WORKING DATA:
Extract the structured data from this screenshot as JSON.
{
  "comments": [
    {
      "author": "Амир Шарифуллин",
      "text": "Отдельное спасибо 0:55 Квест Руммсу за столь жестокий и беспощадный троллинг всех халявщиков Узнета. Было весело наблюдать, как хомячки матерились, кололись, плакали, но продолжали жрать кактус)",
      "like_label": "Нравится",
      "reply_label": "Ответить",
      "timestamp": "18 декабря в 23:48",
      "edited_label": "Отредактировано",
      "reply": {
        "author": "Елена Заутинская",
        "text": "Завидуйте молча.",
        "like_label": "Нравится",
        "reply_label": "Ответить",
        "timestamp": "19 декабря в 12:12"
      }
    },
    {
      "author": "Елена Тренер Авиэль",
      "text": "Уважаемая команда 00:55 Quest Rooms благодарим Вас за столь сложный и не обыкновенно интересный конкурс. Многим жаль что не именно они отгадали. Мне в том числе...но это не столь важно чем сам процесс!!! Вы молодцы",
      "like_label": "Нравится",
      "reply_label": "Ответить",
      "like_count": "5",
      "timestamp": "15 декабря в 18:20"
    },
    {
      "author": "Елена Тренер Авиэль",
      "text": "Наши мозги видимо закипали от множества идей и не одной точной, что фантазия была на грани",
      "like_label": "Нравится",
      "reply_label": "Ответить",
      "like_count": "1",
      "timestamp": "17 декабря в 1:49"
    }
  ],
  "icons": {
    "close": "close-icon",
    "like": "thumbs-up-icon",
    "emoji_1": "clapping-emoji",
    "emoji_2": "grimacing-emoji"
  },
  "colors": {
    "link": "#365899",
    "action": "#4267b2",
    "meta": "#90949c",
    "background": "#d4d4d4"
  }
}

...

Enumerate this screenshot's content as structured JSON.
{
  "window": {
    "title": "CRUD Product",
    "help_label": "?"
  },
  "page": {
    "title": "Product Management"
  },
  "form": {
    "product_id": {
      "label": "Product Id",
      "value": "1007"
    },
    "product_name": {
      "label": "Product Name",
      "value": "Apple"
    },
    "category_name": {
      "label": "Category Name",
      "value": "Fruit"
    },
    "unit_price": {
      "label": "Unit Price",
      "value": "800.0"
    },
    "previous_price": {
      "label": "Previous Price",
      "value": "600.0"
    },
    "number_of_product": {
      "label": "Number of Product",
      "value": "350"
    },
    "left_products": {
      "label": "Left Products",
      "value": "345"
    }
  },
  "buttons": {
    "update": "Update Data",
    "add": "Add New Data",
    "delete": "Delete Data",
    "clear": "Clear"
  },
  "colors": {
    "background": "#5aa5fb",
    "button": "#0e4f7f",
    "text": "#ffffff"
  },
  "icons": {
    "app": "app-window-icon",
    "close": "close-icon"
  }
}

EXERCISE BRIEF:
Scan the data above and copy every line with "background" in it.

ANSWER TO THIS EXERCISE:
    "background": "#d4d4d4"
    "background": "#5aa5fb",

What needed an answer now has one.